Data extracted from a collection
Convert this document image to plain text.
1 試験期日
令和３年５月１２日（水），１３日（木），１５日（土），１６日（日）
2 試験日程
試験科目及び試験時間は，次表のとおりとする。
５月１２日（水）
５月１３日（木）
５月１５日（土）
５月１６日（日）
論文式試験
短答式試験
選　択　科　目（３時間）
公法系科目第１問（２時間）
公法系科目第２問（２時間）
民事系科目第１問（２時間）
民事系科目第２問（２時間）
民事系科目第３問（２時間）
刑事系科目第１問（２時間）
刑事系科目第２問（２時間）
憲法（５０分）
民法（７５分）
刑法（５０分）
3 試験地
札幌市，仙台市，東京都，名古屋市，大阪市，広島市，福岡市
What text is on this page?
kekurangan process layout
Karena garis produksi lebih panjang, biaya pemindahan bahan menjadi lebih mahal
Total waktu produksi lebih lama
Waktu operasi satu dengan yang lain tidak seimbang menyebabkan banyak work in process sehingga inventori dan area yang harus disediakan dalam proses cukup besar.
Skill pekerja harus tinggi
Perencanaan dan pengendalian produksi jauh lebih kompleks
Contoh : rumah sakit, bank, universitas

AIM
Write out the whole listing exactly.

ANSWER TO THIS TASK
Convert this document image to plain text.
1 試験期日
令和３年５月１２日（水），１３日（木），１５日（土），１６日（日）
2 試験日程
試験科目及び試験時間は，次表のとおりとする。
５月１２日（水）
５月１３日（木）
５月１５日（土）
５月１６日（日）
論文式試験
短答式試験
選　択　科　目（３時間）
公法系科目第１問（２時間）
公法系科目第２問（２時間）
民事系科目第１問（２時間）
民事系科目第２問（２時間）
民事系科目第３問（２時間）
刑事系科目第１問（２時間）
刑事系科目第２問（２時間）
憲法（５０分）
民法（７５分）
刑法（５０分）
3 試験地
札幌市，仙台市，東京都，名古屋市，大阪市，広島市，福岡市
What text is on this page?
kekurangan process layout
Karena garis produksi lebih panjang, biaya pemindahan bahan menjadi lebih mahal
Total waktu produksi lebih lama
Waktu operasi satu dengan yang lain tidak seimbang menyebabkan banyak work in process sehingga inventori dan area yang harus disediakan dalam proses cukup besar.
Skill pekerja harus tinggi
Perencanaan dan pengendalian produksi jauh lebih kompleks
Contoh : rumah sakit, bank, universitas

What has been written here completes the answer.